Task goal: Write each line exactly as it stands, from the line containing "What does this" through the end of the data.

Records for the task:
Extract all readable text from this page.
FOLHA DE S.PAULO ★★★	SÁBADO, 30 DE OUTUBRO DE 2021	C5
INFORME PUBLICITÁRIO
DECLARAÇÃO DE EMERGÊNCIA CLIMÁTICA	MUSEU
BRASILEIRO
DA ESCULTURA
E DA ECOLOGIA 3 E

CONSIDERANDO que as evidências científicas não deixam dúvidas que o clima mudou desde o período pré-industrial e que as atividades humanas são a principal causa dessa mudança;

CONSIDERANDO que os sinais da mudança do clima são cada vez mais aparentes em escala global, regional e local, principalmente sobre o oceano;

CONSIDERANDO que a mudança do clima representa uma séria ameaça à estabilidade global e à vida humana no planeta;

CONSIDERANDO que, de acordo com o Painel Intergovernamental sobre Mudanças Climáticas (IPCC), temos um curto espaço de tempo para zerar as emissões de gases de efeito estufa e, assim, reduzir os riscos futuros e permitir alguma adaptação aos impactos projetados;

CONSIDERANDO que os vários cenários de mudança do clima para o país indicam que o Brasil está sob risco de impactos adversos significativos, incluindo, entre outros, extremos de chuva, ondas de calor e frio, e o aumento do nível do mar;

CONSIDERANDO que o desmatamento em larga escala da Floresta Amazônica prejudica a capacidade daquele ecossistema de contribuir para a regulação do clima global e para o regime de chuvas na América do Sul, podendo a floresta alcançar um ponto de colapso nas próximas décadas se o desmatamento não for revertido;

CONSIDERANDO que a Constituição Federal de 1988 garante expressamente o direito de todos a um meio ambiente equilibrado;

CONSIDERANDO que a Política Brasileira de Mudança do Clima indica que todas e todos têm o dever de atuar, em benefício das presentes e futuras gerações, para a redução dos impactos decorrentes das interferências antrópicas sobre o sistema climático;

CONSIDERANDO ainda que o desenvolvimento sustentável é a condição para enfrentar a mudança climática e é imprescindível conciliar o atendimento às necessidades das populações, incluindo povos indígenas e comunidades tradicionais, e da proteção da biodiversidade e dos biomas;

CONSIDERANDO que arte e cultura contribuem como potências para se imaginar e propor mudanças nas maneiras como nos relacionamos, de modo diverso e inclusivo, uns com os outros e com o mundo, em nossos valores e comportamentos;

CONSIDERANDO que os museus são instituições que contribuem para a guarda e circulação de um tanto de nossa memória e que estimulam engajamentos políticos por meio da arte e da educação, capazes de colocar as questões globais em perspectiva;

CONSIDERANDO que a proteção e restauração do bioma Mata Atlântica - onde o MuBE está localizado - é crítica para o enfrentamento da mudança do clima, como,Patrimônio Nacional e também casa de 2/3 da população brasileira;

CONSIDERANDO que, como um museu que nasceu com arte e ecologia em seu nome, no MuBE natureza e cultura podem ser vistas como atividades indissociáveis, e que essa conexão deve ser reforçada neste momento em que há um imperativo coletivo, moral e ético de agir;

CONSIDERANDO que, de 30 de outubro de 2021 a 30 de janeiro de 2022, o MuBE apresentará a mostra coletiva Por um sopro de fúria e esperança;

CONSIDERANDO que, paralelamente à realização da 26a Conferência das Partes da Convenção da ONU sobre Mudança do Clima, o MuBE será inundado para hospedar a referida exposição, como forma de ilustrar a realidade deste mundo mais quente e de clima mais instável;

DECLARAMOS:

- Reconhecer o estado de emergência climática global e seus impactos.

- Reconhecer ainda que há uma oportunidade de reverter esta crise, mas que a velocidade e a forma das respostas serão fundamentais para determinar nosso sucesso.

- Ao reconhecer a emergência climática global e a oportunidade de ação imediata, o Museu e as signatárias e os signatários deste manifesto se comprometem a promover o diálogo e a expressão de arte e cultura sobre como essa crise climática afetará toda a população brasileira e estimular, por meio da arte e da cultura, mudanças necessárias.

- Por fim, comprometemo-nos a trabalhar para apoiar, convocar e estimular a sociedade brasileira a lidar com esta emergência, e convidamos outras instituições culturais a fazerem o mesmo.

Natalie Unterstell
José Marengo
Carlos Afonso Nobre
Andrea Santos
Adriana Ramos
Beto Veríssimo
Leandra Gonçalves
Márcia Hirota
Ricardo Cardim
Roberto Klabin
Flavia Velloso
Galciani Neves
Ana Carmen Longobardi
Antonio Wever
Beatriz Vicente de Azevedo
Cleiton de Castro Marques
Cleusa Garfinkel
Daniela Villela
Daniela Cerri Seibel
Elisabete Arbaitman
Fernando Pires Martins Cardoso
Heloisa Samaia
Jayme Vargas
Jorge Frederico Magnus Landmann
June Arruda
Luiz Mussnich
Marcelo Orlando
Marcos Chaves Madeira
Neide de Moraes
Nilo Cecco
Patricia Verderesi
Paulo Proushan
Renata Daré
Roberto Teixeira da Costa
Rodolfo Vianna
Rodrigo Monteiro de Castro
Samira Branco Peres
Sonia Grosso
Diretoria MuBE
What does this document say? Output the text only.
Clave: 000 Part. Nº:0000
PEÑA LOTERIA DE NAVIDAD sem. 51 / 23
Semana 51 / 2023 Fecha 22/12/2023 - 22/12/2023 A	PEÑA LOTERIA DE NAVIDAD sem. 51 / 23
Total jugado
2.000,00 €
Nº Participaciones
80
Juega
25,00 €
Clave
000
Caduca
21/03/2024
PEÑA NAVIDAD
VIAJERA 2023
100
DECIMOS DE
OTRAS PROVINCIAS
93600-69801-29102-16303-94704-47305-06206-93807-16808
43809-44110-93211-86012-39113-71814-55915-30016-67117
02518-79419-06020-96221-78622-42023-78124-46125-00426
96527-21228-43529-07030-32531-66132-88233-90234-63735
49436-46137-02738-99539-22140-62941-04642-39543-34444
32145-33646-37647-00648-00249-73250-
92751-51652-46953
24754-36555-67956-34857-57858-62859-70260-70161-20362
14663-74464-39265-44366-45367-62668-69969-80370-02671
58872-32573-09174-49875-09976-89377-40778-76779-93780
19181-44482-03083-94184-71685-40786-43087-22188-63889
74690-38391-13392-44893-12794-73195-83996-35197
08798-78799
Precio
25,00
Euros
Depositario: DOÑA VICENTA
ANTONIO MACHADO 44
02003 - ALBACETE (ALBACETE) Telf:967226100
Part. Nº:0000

Output for this exercise:
What does this document say? Output the text only.
Clave: 000 Part. Nº:0000
PEÑA LOTERIA DE NAVIDAD sem. 51 / 23
Semana 51 / 2023 Fecha 22/12/2023 - 22/12/2023 A	PEÑA LOTERIA DE NAVIDAD sem. 51 / 23
Total jugado
2.000,00 €
Nº Participaciones
80
Juega
25,00 €
Clave
000
Caduca
21/03/2024
PEÑA NAVIDAD
VIAJERA 2023
100
DECIMOS DE
OTRAS PROVINCIAS
93600-69801-29102-16303-94704-47305-06206-93807-16808
43809-44110-93211-86012-39113-71814-55915-30016-67117
02518-79419-06020-96221-78622-42023-78124-46125-00426
96527-21228-43529-07030-32531-66132-88233-90234-63735
49436-46137-02738-99539-22140-62941-04642-39543-34444
32145-33646-37647-00648-00249-73250-
92751-51652-46953
24754-36555-67956-34857-57858-62859-70260-70161-20362
14663-74464-39265-44366-45367-62668-69969-80370-02671
58872-32573-09174-49875-09976-89377-40778-76779-93780
19181-44482-03083-94184-71685-40786-43087-22188-63889
74690-38391-13392-44893-12794-73195-83996-35197
08798-78799
Precio
25,00
Euros
Depositario: DOÑA VICENTA
ANTONIO MACHADO 44
02003 - ALBACETE (ALBACETE) Telf:967226100
Part. Nº:0000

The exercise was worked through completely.